Leave the pictures out and transcribe every record exactly.
++++
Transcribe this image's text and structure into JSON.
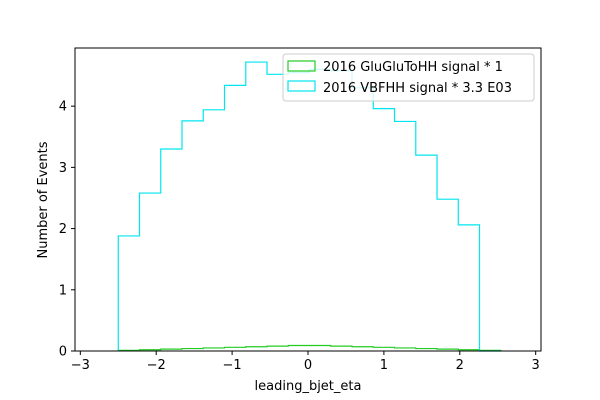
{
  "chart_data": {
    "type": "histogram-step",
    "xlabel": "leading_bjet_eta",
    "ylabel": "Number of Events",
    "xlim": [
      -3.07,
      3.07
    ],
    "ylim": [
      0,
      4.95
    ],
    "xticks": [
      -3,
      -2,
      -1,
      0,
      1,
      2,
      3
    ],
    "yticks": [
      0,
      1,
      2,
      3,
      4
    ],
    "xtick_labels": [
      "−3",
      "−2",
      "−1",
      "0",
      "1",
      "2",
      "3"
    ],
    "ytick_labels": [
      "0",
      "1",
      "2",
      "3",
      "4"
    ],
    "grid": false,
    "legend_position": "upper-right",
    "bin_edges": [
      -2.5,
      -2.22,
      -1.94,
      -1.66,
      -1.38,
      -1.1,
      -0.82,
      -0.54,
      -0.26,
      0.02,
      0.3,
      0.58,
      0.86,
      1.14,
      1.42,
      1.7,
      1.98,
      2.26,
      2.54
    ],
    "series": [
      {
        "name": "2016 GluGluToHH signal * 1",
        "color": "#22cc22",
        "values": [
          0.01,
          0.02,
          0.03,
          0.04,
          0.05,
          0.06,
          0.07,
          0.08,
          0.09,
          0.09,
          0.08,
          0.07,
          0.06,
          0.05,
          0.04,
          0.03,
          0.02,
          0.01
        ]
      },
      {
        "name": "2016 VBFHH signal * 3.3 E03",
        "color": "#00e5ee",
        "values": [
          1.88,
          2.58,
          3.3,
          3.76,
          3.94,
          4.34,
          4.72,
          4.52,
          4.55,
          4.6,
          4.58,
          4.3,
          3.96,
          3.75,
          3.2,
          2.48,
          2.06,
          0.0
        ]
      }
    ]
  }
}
++++
### Correct response
Transcribe this image's text and structure into JSON.
{
  "chart_data": {
    "type": "histogram-step",
    "xlabel": "leading_bjet_eta",
    "ylabel": "Number of Events",
    "xlim": [
      -3.07,
      3.07
    ],
    "ylim": [
      0,
      4.95
    ],
    "xticks": [
      -3,
      -2,
      -1,
      0,
      1,
      2,
      3
    ],
    "yticks": [
      0,
      1,
      2,
      3,
      4
    ],
    "xtick_labels": [
      "−3",
      "−2",
      "−1",
      "0",
      "1",
      "2",
      "3"
    ],
    "ytick_labels": [
      "0",
      "1",
      "2",
      "3",
      "4"
    ],
    "grid": false,
    "legend_position": "upper-right",
    "bin_edges": [
      -2.5,
      -2.22,
      -1.94,
      -1.66,
      -1.38,
      -1.1,
      -0.82,
      -0.54,
      -0.26,
      0.02,
      0.3,
      0.58,
      0.86,
      1.14,
      1.42,
      1.7,
      1.98,
      2.26,
      2.54
    ],
    "series": [
      {
        "name": "2016 GluGluToHH signal * 1",
        "color": "#22cc22",
        "values": [
          0.01,
          0.02,
          0.03,
          0.04,
          0.05,
          0.06,
          0.07,
          0.08,
          0.09,
          0.09,
          0.08,
          0.07,
          0.06,
          0.05,
          0.04,
          0.03,
          0.02,
          0.01
        ]
      },
      {
        "name": "2016 VBFHH signal * 3.3 E03",
        "color": "#00e5ee",
        "values": [
          1.88,
          2.58,
          3.3,
          3.76,
          3.94,
          4.34,
          4.72,
          4.52,
          4.55,
          4.6,
          4.58,
          4.3,
          3.96,
          3.75,
          3.2,
          2.48,
          2.06,
          0.0
        ]
      }
    ]
  }
}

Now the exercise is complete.